__Parts of the exercise__
- A) According to the Shopify store update, how often will these update posts be published?
- B) Duplicate everything in the Shopify store update from "That’s where we’ll" down to "an established brand?".

==== Excerpt

Goals Moving Forward
Looking ahead to the next couple of months, here are some of the things we’ll be focusing on:
- Launching the products on Amazon.
- Testing out upsells.
- Optimizing the email marketing to make sure that is fully utilized.
- Looking for additional ways to optimize website conversion rate. We’ll be evaluating the design of the site and pages for potential customers and aiming to fix areas where we are losing visitors before they become customers.
- Reaching out to influencers with high engagement that fit with the brand of this site.
- Continuing to expand wholesale outreach.
That’s where we’ll be looking to continue to grow and optimize the website over the next month. The plan is to continue doing these posts on a monthly basis. I will plan on including more details, and answering reader questions about the project that come in during the month. Please let me know in the comments below what questions you have on anything covered in this post, or related to this project.
Thanks for reading!
11 thoughts on “Purchasing An Existing Shopify Store: January 2018 Update”
I’m a dealer ( we are on line only) and sell a particular type of RC car. We have a Shopify site and .com site we launched but have not gotten anywhere. If we start with Amazon listing our awesome cars , would it be best as an individual or LLC? Can I sell an established brand?
On the individual vs an LLC, that is a question that I would recommend asking a local lawyer. For reference on how my business is setup, checkout this post. In regards to selling established brands, yes you can sell those on Amazon.

========
==== Entries shown

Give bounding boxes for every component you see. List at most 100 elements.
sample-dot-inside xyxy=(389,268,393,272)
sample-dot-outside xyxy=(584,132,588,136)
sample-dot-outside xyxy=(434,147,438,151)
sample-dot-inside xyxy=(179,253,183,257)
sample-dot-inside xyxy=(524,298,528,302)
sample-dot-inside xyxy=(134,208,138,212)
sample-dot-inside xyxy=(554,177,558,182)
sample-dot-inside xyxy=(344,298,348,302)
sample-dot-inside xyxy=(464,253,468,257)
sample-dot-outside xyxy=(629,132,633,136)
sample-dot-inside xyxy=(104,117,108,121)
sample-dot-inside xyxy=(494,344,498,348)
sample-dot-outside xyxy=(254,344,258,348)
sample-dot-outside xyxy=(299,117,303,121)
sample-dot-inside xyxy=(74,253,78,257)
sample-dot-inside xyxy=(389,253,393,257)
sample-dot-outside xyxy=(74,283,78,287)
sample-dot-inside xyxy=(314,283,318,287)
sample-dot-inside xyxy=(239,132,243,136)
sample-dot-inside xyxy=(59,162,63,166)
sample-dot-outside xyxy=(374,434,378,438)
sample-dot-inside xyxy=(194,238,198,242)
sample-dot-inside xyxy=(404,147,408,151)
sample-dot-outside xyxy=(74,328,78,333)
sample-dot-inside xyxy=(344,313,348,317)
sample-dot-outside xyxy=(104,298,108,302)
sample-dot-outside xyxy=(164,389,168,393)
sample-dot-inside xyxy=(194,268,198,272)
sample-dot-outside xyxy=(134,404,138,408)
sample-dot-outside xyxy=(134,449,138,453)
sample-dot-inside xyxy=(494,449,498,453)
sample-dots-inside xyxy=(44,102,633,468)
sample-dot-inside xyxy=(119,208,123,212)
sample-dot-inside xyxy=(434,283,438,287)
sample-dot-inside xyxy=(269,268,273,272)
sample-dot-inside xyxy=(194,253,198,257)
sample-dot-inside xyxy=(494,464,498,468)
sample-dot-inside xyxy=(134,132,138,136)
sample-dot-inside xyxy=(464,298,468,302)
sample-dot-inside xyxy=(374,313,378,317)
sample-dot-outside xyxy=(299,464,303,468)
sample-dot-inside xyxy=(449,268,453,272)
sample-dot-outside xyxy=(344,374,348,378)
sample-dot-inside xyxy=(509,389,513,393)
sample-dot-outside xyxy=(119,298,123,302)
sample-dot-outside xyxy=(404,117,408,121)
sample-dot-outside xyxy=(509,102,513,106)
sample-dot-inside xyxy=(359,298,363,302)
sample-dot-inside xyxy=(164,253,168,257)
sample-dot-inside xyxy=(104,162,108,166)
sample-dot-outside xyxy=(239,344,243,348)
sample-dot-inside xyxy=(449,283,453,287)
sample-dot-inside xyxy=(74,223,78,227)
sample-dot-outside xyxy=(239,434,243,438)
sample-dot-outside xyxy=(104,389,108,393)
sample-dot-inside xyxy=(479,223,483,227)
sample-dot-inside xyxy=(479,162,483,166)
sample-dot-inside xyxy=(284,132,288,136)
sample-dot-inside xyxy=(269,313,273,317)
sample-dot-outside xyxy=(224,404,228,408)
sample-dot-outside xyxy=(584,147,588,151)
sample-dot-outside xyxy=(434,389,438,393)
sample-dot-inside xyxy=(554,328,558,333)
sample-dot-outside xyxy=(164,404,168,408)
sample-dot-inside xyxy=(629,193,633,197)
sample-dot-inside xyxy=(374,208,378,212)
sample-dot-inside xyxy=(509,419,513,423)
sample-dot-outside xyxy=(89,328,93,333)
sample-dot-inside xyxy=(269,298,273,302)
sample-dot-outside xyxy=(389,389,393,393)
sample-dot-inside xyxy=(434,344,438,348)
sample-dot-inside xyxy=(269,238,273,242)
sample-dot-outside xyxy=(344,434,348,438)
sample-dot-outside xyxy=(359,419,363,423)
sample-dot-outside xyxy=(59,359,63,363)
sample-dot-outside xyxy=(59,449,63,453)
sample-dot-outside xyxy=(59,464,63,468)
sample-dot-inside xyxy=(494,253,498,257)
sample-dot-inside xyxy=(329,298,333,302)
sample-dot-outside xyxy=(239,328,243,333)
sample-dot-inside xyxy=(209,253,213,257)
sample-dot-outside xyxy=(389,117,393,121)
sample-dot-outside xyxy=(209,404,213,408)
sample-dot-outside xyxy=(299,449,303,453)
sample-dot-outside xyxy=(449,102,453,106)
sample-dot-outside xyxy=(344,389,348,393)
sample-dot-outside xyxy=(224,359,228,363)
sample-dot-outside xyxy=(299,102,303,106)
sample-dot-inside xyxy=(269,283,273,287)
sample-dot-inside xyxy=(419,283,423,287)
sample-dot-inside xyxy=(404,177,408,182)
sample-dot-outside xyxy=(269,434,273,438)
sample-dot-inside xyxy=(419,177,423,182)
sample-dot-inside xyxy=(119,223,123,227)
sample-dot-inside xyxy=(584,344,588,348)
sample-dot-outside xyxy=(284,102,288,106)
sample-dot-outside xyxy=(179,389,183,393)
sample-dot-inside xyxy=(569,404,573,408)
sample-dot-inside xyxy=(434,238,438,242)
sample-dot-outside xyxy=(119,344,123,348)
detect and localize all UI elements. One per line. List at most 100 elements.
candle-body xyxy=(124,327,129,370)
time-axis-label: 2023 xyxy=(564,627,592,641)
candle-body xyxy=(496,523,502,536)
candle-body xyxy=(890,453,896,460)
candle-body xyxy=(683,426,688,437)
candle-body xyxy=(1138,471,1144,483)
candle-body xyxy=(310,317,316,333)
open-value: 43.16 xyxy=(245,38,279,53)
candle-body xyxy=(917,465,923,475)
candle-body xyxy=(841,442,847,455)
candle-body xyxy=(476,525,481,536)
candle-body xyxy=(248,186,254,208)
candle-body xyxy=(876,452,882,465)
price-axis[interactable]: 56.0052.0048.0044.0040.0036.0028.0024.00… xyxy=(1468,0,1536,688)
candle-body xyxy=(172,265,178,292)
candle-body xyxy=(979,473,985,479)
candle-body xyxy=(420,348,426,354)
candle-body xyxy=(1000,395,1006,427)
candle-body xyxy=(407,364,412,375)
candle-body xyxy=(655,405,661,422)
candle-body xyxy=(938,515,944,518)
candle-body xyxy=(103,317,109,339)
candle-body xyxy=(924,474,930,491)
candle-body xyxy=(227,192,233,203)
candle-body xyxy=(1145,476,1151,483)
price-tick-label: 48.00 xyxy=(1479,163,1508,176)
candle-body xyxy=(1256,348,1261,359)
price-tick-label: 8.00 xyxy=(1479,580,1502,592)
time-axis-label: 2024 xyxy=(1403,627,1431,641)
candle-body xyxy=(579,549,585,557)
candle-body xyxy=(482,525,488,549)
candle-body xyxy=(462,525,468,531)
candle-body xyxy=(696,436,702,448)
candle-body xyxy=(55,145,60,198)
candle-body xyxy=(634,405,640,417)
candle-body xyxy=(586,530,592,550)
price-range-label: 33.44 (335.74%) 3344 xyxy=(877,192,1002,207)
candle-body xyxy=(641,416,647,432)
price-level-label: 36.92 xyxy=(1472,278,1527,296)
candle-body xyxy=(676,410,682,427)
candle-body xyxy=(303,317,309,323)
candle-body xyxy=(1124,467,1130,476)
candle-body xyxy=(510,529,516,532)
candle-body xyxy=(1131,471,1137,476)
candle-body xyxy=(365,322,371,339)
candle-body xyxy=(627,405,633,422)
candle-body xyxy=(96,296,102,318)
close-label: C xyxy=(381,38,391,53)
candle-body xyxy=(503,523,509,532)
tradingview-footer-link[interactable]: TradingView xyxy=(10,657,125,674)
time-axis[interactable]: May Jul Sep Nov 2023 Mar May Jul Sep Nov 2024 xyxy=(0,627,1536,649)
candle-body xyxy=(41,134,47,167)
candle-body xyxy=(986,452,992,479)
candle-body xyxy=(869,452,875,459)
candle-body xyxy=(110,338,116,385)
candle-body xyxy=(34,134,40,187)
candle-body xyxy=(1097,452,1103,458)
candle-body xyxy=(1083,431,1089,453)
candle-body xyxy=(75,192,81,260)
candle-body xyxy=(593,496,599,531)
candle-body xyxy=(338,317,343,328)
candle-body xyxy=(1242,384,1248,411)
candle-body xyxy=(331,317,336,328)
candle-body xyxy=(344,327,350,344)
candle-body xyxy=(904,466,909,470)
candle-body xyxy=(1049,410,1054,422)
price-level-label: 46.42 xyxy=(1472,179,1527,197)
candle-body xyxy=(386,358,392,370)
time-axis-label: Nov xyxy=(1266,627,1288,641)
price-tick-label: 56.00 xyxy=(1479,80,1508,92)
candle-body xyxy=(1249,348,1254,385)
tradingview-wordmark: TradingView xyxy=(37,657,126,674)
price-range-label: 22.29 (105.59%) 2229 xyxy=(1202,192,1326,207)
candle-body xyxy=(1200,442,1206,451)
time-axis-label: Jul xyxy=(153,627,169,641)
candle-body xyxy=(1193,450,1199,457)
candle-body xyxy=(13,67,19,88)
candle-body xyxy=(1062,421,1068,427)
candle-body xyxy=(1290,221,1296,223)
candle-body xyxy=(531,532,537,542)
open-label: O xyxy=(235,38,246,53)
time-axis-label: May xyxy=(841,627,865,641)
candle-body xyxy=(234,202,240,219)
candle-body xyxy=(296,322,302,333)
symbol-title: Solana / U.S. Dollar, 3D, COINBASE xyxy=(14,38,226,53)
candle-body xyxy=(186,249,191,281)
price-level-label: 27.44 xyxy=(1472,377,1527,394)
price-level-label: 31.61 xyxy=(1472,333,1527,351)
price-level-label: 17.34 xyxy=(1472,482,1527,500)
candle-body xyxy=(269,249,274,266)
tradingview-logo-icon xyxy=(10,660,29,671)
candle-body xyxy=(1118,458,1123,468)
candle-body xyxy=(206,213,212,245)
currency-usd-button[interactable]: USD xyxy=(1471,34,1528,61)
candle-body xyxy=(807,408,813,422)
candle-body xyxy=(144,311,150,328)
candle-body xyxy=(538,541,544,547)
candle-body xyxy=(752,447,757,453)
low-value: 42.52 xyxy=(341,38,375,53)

========

__Answers for the exercise__
- A) On a monthly basis.

- B)
That’s where we’ll be looking to continue to grow and optimize the website over the next month. The plan is to continue doing these posts on a monthly basis. I will plan on including more details, and answering reader questions about the project that come in during the month. Please let me know in the comments below what questions you have on anything covered in this post, or related to this project.
Thanks for reading!
11 thoughts on “Purchasing An Existing Shopify Store: January 2018 Update”
I’m a dealer ( we are on line only) and sell a particular type of RC car. We have a Shopify site and .com site we launched but have not gotten anywhere. If we start with Amazon listing our awesome cars , would it be best as an individual or LLC? Can I sell an established brand?